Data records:

_ _ _ _ _ _ _

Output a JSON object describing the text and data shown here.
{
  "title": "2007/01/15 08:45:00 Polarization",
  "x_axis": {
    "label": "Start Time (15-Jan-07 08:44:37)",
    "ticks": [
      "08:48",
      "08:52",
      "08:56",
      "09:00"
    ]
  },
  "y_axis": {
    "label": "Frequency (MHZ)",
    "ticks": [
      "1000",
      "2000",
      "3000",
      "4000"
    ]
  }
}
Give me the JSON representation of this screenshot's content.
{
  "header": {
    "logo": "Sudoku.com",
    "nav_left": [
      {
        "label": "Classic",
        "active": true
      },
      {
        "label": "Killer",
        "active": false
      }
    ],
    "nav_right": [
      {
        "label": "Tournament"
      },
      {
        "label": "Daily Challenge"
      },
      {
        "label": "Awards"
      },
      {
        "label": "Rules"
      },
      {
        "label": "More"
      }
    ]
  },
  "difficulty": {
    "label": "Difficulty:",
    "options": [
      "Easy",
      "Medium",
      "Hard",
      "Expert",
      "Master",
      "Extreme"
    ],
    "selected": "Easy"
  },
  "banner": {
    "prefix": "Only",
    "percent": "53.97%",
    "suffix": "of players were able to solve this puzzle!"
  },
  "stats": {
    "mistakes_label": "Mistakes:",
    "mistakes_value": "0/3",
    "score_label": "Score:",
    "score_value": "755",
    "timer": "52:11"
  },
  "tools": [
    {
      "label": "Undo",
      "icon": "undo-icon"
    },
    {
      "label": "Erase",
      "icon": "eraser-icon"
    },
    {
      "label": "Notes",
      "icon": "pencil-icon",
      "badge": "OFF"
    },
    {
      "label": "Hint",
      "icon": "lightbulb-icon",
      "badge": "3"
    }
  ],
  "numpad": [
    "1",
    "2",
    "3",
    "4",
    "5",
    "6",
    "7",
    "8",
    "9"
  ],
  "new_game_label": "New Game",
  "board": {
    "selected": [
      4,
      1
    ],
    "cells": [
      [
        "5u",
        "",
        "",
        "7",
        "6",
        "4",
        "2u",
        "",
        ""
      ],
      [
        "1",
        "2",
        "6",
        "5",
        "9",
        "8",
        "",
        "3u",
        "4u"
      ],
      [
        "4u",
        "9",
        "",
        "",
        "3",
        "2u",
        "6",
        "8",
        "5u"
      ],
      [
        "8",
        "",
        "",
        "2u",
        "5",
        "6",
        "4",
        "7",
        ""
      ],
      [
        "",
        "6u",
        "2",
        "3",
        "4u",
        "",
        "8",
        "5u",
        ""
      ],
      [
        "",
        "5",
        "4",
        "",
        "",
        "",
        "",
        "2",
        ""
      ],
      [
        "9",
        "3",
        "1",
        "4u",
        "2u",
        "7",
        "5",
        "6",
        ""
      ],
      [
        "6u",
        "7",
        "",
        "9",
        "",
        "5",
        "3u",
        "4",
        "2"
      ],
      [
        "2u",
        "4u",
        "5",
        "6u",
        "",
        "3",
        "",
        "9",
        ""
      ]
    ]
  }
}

_ _ _ _ _ _ _

### Your goal:
Your task is to retype all the records above with nothing left out.

### Final result:
Output a JSON object describing the text and data shown here.
{
  "title": "2007/01/15 08:45:00 Polarization",
  "x_axis": {
    "label": "Start Time (15-Jan-07 08:44:37)",
    "ticks": [
      "08:48",
      "08:52",
      "08:56",
      "09:00"
    ]
  },
  "y_axis": {
    "label": "Frequency (MHZ)",
    "ticks": [
      "1000",
      "2000",
      "3000",
      "4000"
    ]
  }
}
Give me the JSON representation of this screenshot's content.
{
  "header": {
    "logo": "Sudoku.com",
    "nav_left": [
      {
        "label": "Classic",
        "active": true
      },
      {
        "label": "Killer",
        "active": false
      }
    ],
    "nav_right": [
      {
        "label": "Tournament"
      },
      {
        "label": "Daily Challenge"
      },
      {
        "label": "Awards"
      },
      {
        "label": "Rules"
      },
      {
        "label": "More"
      }
    ]
  },
  "difficulty": {
    "label": "Difficulty:",
    "options": [
      "Easy",
      "Medium",
      "Hard",
      "Expert",
      "Master",
      "Extreme"
    ],
    "selected": "Easy"
  },
  "banner": {
    "prefix": "Only",
    "percent": "53.97%",
    "suffix": "of players were able to solve this puzzle!"
  },
  "stats": {
    "mistakes_label": "Mistakes:",
    "mistakes_value": "0/3",
    "score_label": "Score:",
    "score_value": "755",
    "timer": "52:11"
  },
  "tools": [
    {
      "label": "Undo",
      "icon": "undo-icon"
    },
    {
      "label": "Erase",
      "icon": "eraser-icon"
    },
    {
      "label": "Notes",
      "icon": "pencil-icon",
      "badge": "OFF"
    },
    {
      "label": "Hint",
      "icon": "lightbulb-icon",
      "badge": "3"
    }
  ],
  "numpad": [
    "1",
    "2",
    "3",
    "4",
    "5",
    "6",
    "7",
    "8",
    "9"
  ],
  "new_game_label": "New Game",
  "board": {
    "selected": [
      4,
      1
    ],
    "cells": [
      [
        "5u",
        "",
        "",
        "7",
        "6",
        "4",
        "2u",
        "",
        ""
      ],
      [
        "1",
        "2",
        "6",
        "5",
        "9",
        "8",
        "",
        "3u",
        "4u"
      ],
      [
        "4u",
        "9",
        "",
        "",
        "3",
        "2u",
        "6",
        "8",
        "5u"
      ],
      [
        "8",
        "",
        "",
        "2u",
        "5",
        "6",
        "4",
        "7",
        ""
      ],
      [
        "",
        "6u",
        "2",
        "3",
        "4u",
        "",
        "8",
        "5u",
        ""
      ],
      [
        "",
        "5",
        "4",
        "",
        "",
        "",
        "",
        "2",
        ""
      ],
      [
        "9",
        "3",
        "1",
        "4u",
        "2u",
        "7",
        "5",
        "6",
        ""
      ],
      [
        "6u",
        "7",
        "",
        "9",
        "",
        "5",
        "3u",
        "4",
        "2"
      ],
      [
        "2u",
        "4u",
        "5",
        "6u",
        "",
        "3",
        "",
        "9",
        ""
      ]
    ]
  }
}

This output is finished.